--- Start of Record excerpts ---

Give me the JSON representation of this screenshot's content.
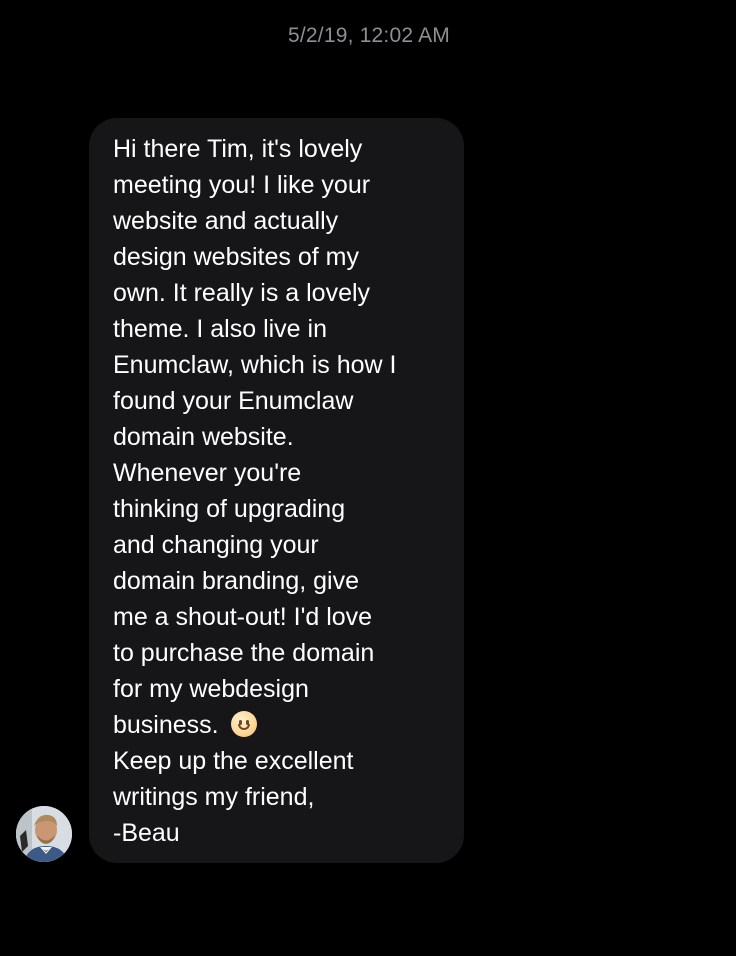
{
  "conversation": {
    "timestamp": "5/2/19, 12:02 AM",
    "message": {
      "lines": [
        "Hi there Tim, it's lovely",
        "meeting you! I like your",
        "website and actually",
        "design websites of my",
        "own. It really is a lovely",
        "theme. I also live in",
        "Enumclaw, which is how I",
        "found your Enumclaw",
        "domain website.",
        "Whenever you're",
        "thinking of upgrading",
        "and changing your",
        "domain branding, give",
        "me a shout-out! I'd love",
        "to purchase the domain",
        "for my webdesign",
        "business.",
        "Keep up the excellent",
        "writings my friend,",
        "-Beau"
      ],
      "emoji": "slightly-smiling-face-icon"
    },
    "sender": {
      "avatar": "user-avatar"
    }
  },
  "colors": {
    "background": "#000000",
    "bubble": "#161518",
    "text": "#ffffff",
    "timestamp": "#8e8e93"
  }
}
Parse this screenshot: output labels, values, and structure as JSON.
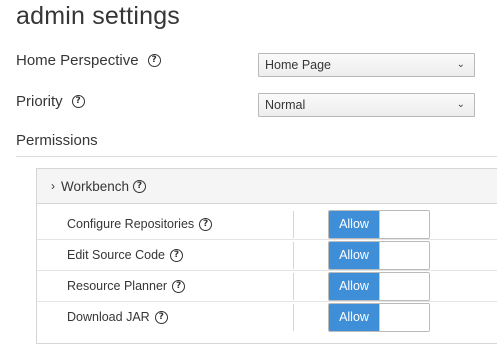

--- End of Record excerpts ---

- [Objective]
Any pictures should be dropped; transcribe the rest of the records above exactly.

- [Answer to the problem]
Give me the JSON representation of this screenshot's content.
{
  "conversation": {
    "timestamp": "5/2/19, 12:02 AM",
    "message": {
      "lines": [
        "Hi there Tim, it's lovely",
        "meeting you! I like your",
        "website and actually",
        "design websites of my",
        "own. It really is a lovely",
        "theme. I also live in",
        "Enumclaw, which is how I",
        "found your Enumclaw",
        "domain website.",
        "Whenever you're",
        "thinking of upgrading",
        "and changing your",
        "domain branding, give",
        "me a shout-out! I'd love",
        "to purchase the domain",
        "for my webdesign",
        "business.",
        "Keep up the excellent",
        "writings my friend,",
        "-Beau"
      ],
      "emoji": "slightly-smiling-face-icon"
    },
    "sender": {
      "avatar": "user-avatar"
    }
  },
  "colors": {
    "background": "#000000",
    "bubble": "#161518",
    "text": "#ffffff",
    "timestamp": "#8e8e93"
  }
}
Parse this screenshot: output labels, values, and structure as JSON.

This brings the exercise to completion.